§ Request: Copy out every line of the records below word for word, leaving out the pictures.

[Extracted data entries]

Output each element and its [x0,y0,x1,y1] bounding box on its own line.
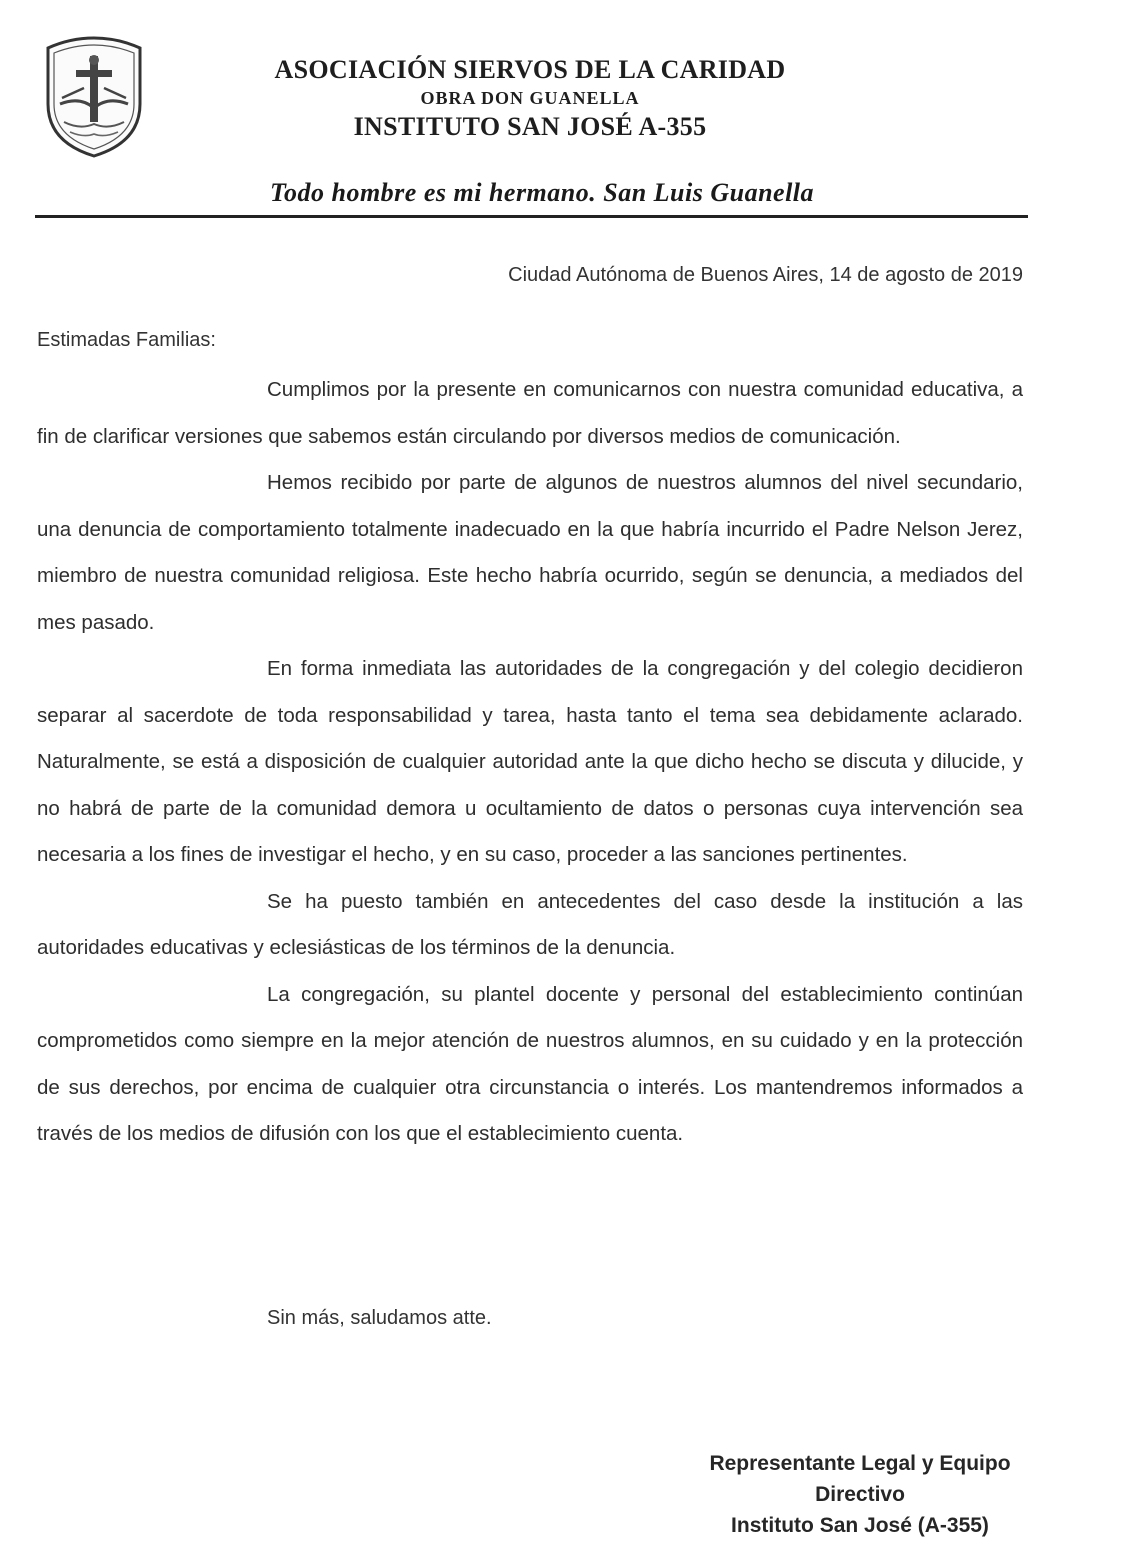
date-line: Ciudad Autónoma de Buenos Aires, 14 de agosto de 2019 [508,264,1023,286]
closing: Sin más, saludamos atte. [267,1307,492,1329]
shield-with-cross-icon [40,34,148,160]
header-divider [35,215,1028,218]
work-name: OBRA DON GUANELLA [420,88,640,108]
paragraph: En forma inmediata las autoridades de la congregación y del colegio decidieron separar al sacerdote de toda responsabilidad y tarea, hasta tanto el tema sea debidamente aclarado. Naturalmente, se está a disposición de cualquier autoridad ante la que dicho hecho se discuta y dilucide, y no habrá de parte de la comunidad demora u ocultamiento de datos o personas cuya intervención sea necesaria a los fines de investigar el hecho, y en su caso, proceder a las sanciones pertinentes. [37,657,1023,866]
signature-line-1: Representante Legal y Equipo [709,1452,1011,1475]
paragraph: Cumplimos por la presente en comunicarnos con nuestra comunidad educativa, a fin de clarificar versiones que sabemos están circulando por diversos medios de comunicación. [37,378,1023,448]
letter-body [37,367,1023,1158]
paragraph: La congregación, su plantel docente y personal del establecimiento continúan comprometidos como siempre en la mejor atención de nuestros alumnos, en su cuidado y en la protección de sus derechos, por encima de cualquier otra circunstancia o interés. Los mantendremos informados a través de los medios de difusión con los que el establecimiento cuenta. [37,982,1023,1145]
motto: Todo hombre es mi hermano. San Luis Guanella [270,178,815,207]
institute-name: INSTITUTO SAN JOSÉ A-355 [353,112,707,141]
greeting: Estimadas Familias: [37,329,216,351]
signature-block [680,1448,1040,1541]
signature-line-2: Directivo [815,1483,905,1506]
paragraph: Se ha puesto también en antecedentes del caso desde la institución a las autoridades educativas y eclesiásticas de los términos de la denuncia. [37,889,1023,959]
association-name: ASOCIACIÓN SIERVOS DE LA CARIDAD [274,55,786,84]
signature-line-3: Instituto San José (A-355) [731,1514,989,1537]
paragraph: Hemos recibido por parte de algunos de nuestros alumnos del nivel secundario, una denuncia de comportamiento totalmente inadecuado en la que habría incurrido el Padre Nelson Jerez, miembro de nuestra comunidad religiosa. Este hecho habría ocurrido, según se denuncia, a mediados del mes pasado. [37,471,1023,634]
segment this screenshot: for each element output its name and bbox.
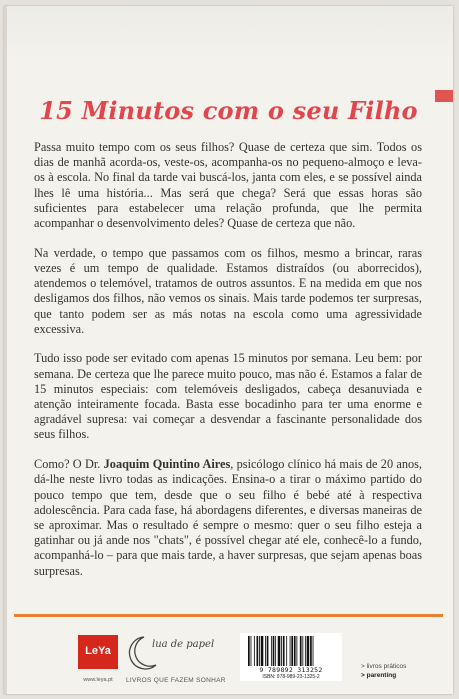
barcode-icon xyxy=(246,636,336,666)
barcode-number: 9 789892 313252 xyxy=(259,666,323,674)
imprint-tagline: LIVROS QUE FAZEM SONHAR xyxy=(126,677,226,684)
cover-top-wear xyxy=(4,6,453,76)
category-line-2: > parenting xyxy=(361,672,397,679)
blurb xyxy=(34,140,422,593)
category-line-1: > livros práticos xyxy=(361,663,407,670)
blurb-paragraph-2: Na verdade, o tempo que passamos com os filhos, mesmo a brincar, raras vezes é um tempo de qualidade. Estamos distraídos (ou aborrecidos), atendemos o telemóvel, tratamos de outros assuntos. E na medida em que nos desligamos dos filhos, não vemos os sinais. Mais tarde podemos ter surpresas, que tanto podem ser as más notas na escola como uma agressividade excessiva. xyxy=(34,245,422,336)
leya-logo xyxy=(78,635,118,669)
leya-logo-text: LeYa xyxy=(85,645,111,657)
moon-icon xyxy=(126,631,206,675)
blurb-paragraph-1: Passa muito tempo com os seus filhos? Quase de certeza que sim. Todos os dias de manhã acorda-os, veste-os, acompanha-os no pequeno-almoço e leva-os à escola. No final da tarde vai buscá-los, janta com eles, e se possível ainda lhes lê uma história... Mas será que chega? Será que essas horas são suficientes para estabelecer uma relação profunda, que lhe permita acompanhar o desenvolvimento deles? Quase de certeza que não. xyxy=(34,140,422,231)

§ Solution for this exercise:
Output each element and its [x0,y0,x1,y1] bounding box on its own line.
date-line: Ciudad Autónoma de Buenos Aires, 14 de agosto de 2019 [508,264,1023,286]
closing: Sin más, saludamos atte. [267,1307,492,1329]
shield-with-cross-icon [40,34,148,160]
header-divider [35,215,1028,218]
work-name: OBRA DON GUANELLA [420,88,640,108]
paragraph: En forma inmediata las autoridades de la congregación y del colegio decidieron separar al sacerdote de toda responsabilidad y tarea, hasta tanto el tema sea debidamente aclarado. Naturalmente, se está a disposición de cualquier autoridad ante la que dicho hecho se discuta y dilucide, y no habrá de parte de la comunidad demora u ocultamiento de datos o personas cuya intervención sea necesaria a los fines de investigar el hecho, y en su caso, proceder a las sanciones pertinentes. [37,657,1023,866]
signature-line-1: Representante Legal y Equipo [709,1452,1011,1475]
paragraph: Cumplimos por la presente en comunicarnos con nuestra comunidad educativa, a fin de clarificar versiones que sabemos están circulando por diversos medios de comunicación. [37,378,1023,448]
letter-body [37,367,1023,1158]
paragraph: La congregación, su plantel docente y personal del establecimiento continúan comprometidos como siempre en la mejor atención de nuestros alumnos, en su cuidado y en la protección de sus derechos, por encima de cualquier otra circunstancia o interés. Los mantendremos informados a través de los medios de difusión con los que el establecimiento cuenta. [37,982,1023,1145]
motto: Todo hombre es mi hermano. San Luis Guanella [270,178,815,207]
institute-name: INSTITUTO SAN JOSÉ A-355 [353,112,707,141]
greeting: Estimadas Familias: [37,329,216,351]
signature-block [680,1448,1040,1541]
signature-line-2: Directivo [815,1483,905,1506]
paragraph: Se ha puesto también en antecedentes del caso desde la institución a las autoridades educativas y eclesiásticas de los términos de la denuncia. [37,889,1023,959]
association-name: ASOCIACIÓN SIERVOS DE LA CARIDAD [274,55,786,84]
signature-line-3: Instituto San José (A-355) [731,1514,989,1537]
paragraph: Hemos recibido por parte de algunos de nuestros alumnos del nivel secundario, una denuncia de comportamiento totalmente inadecuado en la que habría incurrido el Padre Nelson Jerez, miembro de nuestra comunidad religiosa. Este hecho habría ocurrido, según se denuncia, a mediados del mes pasado. [37,471,1023,634]
segment this screenshot: for each element output its name and bbox.
barcode-icon xyxy=(246,636,336,666)
barcode-number: 9 789892 313252 xyxy=(259,666,323,674)
imprint-tagline: LIVROS QUE FAZEM SONHAR xyxy=(126,677,226,684)
cover-top-wear xyxy=(4,6,453,76)
category-line-2: > parenting xyxy=(361,672,397,679)
blurb xyxy=(34,140,422,593)
category-line-1: > livros práticos xyxy=(361,663,407,670)
blurb-paragraph-2: Na verdade, o tempo que passamos com os filhos, mesmo a brincar, raras vezes é um tempo de qualidade. Estamos distraídos (ou aborrecidos), atendemos o telemóvel, tratamos de outros assuntos. E na medida em que nos desligamos dos filhos, não vemos os sinais. Mais tarde podemos ter surpresas, que tanto podem ser as más notas na escola como uma agressividade excessiva. xyxy=(34,245,422,336)
leya-logo xyxy=(78,635,118,669)
leya-logo-text: LeYa xyxy=(85,645,111,657)
moon-icon xyxy=(126,631,206,675)
blurb-paragraph-1: Passa muito tempo com os seus filhos? Quase de certeza que sim. Todos os dias de manhã acorda-os, veste-os, acompanha-os no pequeno-almoço e leva-os à escola. No final da tarde vai buscá-los, janta com eles, e se possível ainda lhes lê uma história... Mas será que chega? Será que essas horas são suficientes para estabelecer uma relação profunda, que lhe permita acompanhar o desenvolvimento deles? Quase de certeza que não. xyxy=(34,140,422,231)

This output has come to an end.